Going through the material below, please gather all lines with the word "xlabel" in them.

-- start Supplied material --

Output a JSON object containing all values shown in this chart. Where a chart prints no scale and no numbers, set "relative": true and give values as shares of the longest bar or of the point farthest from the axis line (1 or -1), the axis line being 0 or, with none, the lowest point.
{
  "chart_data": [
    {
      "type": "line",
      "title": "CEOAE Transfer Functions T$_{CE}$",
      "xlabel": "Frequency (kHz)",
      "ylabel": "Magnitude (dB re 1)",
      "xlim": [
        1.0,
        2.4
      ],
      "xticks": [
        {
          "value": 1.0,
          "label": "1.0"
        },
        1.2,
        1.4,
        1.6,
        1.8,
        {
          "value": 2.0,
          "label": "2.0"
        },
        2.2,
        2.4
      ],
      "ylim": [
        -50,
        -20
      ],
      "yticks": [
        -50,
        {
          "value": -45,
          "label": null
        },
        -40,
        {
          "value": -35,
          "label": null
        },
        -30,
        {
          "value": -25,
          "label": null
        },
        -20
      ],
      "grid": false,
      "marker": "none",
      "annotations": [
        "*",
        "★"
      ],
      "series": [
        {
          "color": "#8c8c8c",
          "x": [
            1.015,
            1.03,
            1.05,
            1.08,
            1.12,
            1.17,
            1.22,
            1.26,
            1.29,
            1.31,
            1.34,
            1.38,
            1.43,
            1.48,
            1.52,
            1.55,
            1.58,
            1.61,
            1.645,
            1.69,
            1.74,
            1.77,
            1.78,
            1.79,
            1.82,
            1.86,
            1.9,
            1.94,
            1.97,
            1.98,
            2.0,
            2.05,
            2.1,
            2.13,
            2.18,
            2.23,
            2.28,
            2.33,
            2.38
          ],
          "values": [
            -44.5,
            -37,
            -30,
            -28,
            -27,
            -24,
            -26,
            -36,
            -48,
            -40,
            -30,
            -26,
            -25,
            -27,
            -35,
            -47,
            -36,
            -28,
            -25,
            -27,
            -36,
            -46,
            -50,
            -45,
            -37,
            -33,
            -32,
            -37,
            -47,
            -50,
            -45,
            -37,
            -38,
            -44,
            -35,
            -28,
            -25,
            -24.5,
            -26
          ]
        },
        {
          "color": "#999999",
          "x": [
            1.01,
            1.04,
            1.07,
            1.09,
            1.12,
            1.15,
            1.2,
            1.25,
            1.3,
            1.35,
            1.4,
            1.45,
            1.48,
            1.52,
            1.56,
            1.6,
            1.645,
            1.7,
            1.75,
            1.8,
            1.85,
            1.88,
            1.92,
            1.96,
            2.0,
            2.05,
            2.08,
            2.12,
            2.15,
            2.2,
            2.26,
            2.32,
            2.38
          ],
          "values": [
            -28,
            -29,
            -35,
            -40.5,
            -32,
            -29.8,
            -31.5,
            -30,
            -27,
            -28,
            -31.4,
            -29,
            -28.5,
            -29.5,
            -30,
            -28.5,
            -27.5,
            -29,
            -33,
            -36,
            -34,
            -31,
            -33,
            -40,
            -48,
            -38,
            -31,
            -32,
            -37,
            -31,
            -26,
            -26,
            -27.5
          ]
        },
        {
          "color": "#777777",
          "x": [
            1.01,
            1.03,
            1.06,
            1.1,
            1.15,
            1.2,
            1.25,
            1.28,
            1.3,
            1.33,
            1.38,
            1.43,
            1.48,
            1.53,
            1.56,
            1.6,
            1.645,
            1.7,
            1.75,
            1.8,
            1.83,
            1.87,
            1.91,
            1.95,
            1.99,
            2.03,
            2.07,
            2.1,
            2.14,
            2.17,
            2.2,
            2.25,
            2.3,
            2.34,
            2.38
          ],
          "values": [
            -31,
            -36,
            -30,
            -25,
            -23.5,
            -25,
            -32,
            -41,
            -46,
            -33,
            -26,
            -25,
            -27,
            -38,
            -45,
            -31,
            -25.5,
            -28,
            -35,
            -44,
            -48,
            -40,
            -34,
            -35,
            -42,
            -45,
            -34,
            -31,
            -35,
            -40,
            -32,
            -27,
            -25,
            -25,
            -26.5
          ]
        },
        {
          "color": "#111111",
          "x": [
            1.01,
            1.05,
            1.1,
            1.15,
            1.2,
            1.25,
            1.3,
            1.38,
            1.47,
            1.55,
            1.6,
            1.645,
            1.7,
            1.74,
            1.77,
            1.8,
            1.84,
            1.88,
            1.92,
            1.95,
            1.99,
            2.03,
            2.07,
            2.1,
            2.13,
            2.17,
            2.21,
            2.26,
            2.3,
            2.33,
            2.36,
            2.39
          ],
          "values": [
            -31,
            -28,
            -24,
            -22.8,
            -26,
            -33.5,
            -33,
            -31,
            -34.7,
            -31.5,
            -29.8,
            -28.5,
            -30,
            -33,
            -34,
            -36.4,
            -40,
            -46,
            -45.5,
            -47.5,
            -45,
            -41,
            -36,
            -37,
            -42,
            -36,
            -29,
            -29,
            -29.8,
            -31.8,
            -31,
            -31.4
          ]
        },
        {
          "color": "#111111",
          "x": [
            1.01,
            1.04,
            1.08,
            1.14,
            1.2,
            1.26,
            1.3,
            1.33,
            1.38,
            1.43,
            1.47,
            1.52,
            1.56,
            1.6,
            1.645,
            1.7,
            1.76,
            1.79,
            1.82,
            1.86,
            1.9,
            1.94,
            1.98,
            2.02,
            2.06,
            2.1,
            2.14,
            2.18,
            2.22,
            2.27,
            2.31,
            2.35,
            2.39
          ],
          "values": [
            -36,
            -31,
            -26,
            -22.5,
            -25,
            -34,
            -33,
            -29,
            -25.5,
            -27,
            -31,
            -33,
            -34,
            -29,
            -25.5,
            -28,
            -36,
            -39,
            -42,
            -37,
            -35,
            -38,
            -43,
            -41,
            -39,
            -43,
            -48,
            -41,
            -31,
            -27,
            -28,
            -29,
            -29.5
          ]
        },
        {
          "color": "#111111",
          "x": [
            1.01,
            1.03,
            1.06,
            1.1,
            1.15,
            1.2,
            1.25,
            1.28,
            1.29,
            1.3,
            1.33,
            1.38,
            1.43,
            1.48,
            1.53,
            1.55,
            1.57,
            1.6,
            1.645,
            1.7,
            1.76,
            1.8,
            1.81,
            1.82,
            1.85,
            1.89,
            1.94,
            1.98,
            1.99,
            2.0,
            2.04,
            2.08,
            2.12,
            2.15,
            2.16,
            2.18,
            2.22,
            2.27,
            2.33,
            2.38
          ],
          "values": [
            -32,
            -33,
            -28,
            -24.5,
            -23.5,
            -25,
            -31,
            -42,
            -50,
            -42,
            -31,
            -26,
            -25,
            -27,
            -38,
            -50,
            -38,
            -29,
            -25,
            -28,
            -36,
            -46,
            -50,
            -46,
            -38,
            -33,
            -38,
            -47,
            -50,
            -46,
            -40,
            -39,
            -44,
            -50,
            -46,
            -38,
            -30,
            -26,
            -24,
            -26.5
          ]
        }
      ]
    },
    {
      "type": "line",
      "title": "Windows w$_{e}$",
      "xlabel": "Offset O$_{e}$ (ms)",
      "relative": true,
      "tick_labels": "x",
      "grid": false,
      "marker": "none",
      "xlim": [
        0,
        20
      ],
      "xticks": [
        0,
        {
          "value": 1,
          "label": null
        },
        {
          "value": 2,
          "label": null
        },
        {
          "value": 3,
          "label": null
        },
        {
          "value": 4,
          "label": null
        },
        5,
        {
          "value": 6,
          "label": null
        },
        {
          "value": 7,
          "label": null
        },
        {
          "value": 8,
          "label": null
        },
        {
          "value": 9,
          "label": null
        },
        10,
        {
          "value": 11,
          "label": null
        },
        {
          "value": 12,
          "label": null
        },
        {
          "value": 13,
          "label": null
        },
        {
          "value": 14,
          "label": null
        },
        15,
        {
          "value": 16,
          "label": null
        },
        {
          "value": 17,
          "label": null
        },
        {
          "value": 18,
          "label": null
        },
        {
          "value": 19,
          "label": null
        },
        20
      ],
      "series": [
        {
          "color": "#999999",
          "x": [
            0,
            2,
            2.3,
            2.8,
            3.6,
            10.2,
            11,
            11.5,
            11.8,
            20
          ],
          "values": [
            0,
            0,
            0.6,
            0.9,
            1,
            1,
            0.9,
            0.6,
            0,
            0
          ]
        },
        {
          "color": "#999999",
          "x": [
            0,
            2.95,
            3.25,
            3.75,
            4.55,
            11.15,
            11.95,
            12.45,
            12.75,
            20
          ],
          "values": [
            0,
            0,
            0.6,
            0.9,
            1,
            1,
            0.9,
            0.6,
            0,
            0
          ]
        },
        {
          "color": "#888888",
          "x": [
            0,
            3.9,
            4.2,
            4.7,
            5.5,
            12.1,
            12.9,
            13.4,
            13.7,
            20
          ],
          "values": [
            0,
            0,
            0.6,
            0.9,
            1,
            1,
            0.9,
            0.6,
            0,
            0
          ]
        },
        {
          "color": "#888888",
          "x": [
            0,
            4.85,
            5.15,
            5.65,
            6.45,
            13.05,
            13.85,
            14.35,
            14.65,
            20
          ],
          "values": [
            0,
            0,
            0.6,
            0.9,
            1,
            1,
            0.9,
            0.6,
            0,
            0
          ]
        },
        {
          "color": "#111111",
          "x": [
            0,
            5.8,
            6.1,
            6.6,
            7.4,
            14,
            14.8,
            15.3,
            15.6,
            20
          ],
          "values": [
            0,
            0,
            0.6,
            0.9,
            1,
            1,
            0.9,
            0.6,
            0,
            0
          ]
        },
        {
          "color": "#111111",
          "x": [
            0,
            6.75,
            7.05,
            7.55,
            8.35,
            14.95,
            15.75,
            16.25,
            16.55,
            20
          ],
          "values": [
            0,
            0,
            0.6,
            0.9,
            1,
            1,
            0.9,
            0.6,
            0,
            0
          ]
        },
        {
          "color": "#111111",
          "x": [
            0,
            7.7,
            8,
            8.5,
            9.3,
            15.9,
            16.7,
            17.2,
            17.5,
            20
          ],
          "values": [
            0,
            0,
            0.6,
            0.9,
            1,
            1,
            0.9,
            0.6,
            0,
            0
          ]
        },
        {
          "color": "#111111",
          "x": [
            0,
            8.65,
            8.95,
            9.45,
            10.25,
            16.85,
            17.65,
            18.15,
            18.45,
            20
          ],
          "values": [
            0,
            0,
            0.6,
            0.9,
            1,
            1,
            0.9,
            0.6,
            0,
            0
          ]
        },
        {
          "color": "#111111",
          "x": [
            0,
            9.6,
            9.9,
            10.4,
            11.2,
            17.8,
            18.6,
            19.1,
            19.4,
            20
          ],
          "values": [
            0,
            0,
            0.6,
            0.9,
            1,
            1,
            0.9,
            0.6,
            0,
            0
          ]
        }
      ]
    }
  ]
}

-- end Supplied material --

**Solution:**
      "xlabel": "Frequency (kHz)",
      "xlabel": "Offset O$_{e}$ (ms)",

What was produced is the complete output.